## [Given instruction]
Write out each line of the listing as it stands, without the images.

----------

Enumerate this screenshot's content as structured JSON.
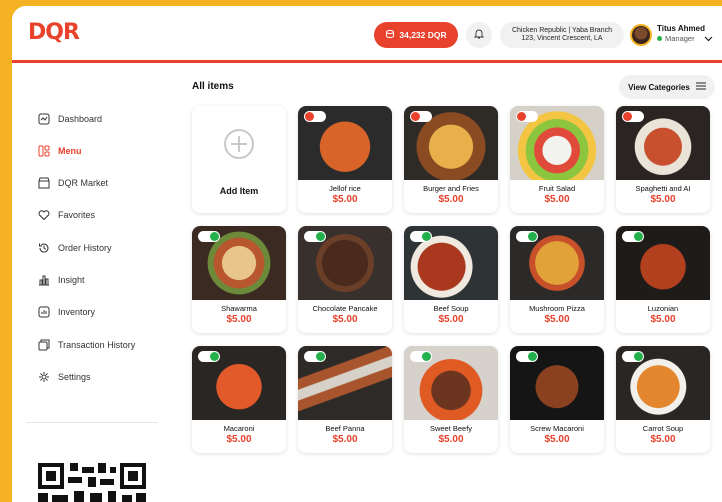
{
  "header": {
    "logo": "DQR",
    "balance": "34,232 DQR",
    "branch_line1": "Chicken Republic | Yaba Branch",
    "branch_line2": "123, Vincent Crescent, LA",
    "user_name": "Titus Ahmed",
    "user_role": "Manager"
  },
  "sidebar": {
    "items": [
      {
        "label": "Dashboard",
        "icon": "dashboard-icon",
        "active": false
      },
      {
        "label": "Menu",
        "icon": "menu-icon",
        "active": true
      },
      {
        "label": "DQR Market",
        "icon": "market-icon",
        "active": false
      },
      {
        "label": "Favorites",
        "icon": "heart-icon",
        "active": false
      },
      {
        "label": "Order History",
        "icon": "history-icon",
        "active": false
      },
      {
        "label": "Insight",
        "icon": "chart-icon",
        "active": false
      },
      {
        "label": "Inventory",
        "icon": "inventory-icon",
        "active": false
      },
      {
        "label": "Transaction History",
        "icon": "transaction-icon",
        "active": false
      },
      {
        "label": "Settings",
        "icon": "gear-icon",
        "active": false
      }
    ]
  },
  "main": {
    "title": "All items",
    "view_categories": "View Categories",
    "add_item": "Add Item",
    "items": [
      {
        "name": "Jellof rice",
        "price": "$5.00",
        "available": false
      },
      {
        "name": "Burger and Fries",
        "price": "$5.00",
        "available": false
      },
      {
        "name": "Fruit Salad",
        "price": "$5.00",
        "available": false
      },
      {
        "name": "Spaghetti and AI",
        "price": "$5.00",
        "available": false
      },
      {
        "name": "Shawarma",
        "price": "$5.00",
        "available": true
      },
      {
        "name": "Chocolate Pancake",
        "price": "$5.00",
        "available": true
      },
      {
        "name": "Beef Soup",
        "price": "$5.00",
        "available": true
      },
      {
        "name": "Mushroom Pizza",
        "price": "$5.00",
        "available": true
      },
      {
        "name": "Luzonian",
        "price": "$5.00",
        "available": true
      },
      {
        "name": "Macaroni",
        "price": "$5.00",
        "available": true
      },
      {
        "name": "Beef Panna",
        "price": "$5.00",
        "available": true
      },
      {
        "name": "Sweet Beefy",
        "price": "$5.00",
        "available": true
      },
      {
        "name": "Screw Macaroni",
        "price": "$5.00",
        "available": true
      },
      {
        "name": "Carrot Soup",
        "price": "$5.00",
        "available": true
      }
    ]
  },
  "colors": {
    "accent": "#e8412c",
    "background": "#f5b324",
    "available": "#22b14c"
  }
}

----------

## [Written answer]
Enumerate this screenshot's content as structured JSON.
{
  "header": {
    "logo": "DQR",
    "balance": "34,232 DQR",
    "branch_line1": "Chicken Republic | Yaba Branch",
    "branch_line2": "123, Vincent Crescent, LA",
    "user_name": "Titus Ahmed",
    "user_role": "Manager"
  },
  "sidebar": {
    "items": [
      {
        "label": "Dashboard",
        "icon": "dashboard-icon",
        "active": false
      },
      {
        "label": "Menu",
        "icon": "menu-icon",
        "active": true
      },
      {
        "label": "DQR Market",
        "icon": "market-icon",
        "active": false
      },
      {
        "label": "Favorites",
        "icon": "heart-icon",
        "active": false
      },
      {
        "label": "Order History",
        "icon": "history-icon",
        "active": false
      },
      {
        "label": "Insight",
        "icon": "chart-icon",
        "active": false
      },
      {
        "label": "Inventory",
        "icon": "inventory-icon",
        "active": false
      },
      {
        "label": "Transaction History",
        "icon": "transaction-icon",
        "active": false
      },
      {
        "label": "Settings",
        "icon": "gear-icon",
        "active": false
      }
    ]
  },
  "main": {
    "title": "All items",
    "view_categories": "View Categories",
    "add_item": "Add Item",
    "items": [
      {
        "name": "Jellof rice",
        "price": "$5.00",
        "available": false
      },
      {
        "name": "Burger and Fries",
        "price": "$5.00",
        "available": false
      },
      {
        "name": "Fruit Salad",
        "price": "$5.00",
        "available": false
      },
      {
        "name": "Spaghetti and AI",
        "price": "$5.00",
        "available": false
      },
      {
        "name": "Shawarma",
        "price": "$5.00",
        "available": true
      },
      {
        "name": "Chocolate Pancake",
        "price": "$5.00",
        "available": true
      },
      {
        "name": "Beef Soup",
        "price": "$5.00",
        "available": true
      },
      {
        "name": "Mushroom Pizza",
        "price": "$5.00",
        "available": true
      },
      {
        "name": "Luzonian",
        "price": "$5.00",
        "available": true
      },
      {
        "name": "Macaroni",
        "price": "$5.00",
        "available": true
      },
      {
        "name": "Beef Panna",
        "price": "$5.00",
        "available": true
      },
      {
        "name": "Sweet Beefy",
        "price": "$5.00",
        "available": true
      },
      {
        "name": "Screw Macaroni",
        "price": "$5.00",
        "available": true
      },
      {
        "name": "Carrot Soup",
        "price": "$5.00",
        "available": true
      }
    ]
  },
  "colors": {
    "accent": "#e8412c",
    "background": "#f5b324",
    "available": "#22b14c"
  }
}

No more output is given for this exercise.